EXERCISE.
The response should be a precise copy of every entry.

[[ EXERCISE MATERIALS, beginning ]]

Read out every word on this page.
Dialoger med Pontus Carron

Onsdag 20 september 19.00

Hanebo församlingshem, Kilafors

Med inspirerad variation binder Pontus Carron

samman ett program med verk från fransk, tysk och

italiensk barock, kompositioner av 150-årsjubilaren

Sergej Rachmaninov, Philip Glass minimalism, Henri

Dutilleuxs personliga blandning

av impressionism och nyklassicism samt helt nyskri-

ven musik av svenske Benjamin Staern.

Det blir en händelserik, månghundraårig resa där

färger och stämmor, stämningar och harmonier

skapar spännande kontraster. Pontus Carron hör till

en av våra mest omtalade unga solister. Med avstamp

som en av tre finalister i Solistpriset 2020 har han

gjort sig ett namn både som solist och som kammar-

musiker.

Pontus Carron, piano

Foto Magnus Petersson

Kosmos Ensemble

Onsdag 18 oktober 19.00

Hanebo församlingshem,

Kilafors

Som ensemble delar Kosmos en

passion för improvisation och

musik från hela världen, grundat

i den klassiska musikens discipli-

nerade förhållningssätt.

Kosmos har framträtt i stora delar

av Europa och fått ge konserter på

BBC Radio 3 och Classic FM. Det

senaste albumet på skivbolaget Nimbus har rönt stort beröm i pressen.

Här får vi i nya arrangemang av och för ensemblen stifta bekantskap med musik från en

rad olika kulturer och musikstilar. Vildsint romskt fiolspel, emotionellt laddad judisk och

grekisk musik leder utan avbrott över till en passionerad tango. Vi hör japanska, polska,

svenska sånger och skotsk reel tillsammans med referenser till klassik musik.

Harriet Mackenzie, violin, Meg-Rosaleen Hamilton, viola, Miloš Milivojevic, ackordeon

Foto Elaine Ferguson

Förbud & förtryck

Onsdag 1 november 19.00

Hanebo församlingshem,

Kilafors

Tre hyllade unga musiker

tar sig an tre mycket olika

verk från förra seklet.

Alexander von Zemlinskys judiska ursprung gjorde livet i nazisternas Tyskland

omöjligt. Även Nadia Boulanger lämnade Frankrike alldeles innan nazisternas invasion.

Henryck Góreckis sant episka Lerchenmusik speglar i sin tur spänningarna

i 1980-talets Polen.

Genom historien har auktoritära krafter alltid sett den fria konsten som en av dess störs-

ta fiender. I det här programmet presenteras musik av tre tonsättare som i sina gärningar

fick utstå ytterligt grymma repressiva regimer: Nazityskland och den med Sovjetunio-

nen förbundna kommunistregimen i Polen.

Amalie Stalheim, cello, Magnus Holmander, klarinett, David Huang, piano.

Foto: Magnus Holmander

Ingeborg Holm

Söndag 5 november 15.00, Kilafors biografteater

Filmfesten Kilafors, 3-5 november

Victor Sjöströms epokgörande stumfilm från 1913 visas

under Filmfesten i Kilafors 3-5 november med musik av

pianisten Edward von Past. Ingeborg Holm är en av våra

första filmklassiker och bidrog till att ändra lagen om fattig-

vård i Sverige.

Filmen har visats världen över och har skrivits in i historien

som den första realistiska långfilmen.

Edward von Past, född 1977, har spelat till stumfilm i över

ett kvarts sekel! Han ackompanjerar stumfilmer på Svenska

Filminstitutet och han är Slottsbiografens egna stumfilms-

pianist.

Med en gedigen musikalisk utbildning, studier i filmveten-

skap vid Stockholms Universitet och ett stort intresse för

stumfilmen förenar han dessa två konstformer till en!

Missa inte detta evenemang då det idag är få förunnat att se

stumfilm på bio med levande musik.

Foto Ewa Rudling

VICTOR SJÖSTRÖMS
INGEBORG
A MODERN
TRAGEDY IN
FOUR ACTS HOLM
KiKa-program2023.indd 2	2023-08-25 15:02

[[ EXERCISE MATERIALS, end ]]

ANSWER.
Read out every word on this page.
Dialoger med Pontus Carron

Onsdag 20 september 19.00

Hanebo församlingshem, Kilafors

Med inspirerad variation binder Pontus Carron

samman ett program med verk från fransk, tysk och

italiensk barock, kompositioner av 150-årsjubilaren

Sergej Rachmaninov, Philip Glass minimalism, Henri

Dutilleuxs personliga blandning

av impressionism och nyklassicism samt helt nyskri-

ven musik av svenske Benjamin Staern.

Det blir en händelserik, månghundraårig resa där

färger och stämmor, stämningar och harmonier

skapar spännande kontraster. Pontus Carron hör till

en av våra mest omtalade unga solister. Med avstamp

som en av tre finalister i Solistpriset 2020 har han

gjort sig ett namn både som solist och som kammar-

musiker.

Pontus Carron, piano

Foto Magnus Petersson

Kosmos Ensemble

Onsdag 18 oktober 19.00

Hanebo församlingshem,

Kilafors

Som ensemble delar Kosmos en

passion för improvisation och

musik från hela världen, grundat

i den klassiska musikens discipli-

nerade förhållningssätt.

Kosmos har framträtt i stora delar

av Europa och fått ge konserter på

BBC Radio 3 och Classic FM. Det

senaste albumet på skivbolaget Nimbus har rönt stort beröm i pressen.

Här får vi i nya arrangemang av och för ensemblen stifta bekantskap med musik från en

rad olika kulturer och musikstilar. Vildsint romskt fiolspel, emotionellt laddad judisk och

grekisk musik leder utan avbrott över till en passionerad tango. Vi hör japanska, polska,

svenska sånger och skotsk reel tillsammans med referenser till klassik musik.

Harriet Mackenzie, violin, Meg-Rosaleen Hamilton, viola, Miloš Milivojevic, ackordeon

Foto Elaine Ferguson

Förbud & förtryck

Onsdag 1 november 19.00

Hanebo församlingshem,

Kilafors

Tre hyllade unga musiker

tar sig an tre mycket olika

verk från förra seklet.

Alexander von Zemlinskys judiska ursprung gjorde livet i nazisternas Tyskland

omöjligt. Även Nadia Boulanger lämnade Frankrike alldeles innan nazisternas invasion.

Henryck Góreckis sant episka Lerchenmusik speglar i sin tur spänningarna

i 1980-talets Polen.

Genom historien har auktoritära krafter alltid sett den fria konsten som en av dess störs-

ta fiender. I det här programmet presenteras musik av tre tonsättare som i sina gärningar

fick utstå ytterligt grymma repressiva regimer: Nazityskland och den med Sovjetunio-

nen förbundna kommunistregimen i Polen.

Amalie Stalheim, cello, Magnus Holmander, klarinett, David Huang, piano.

Foto: Magnus Holmander

Ingeborg Holm

Söndag 5 november 15.00, Kilafors biografteater

Filmfesten Kilafors, 3-5 november

Victor Sjöströms epokgörande stumfilm från 1913 visas

under Filmfesten i Kilafors 3-5 november med musik av

pianisten Edward von Past. Ingeborg Holm är en av våra

första filmklassiker och bidrog till att ändra lagen om fattig-

vård i Sverige.

Filmen har visats världen över och har skrivits in i historien

som den första realistiska långfilmen.

Edward von Past, född 1977, har spelat till stumfilm i över

ett kvarts sekel! Han ackompanjerar stumfilmer på Svenska

Filminstitutet och han är Slottsbiografens egna stumfilms-

pianist.

Med en gedigen musikalisk utbildning, studier i filmveten-

skap vid Stockholms Universitet och ett stort intresse för

stumfilmen förenar han dessa två konstformer till en!

Missa inte detta evenemang då det idag är få förunnat att se

stumfilm på bio med levande musik.

Foto Ewa Rudling

VICTOR SJÖSTRÖMS
INGEBORG
A MODERN
TRAGEDY IN
FOUR ACTS HOLM
KiKa-program2023.indd 2	2023-08-25 15:02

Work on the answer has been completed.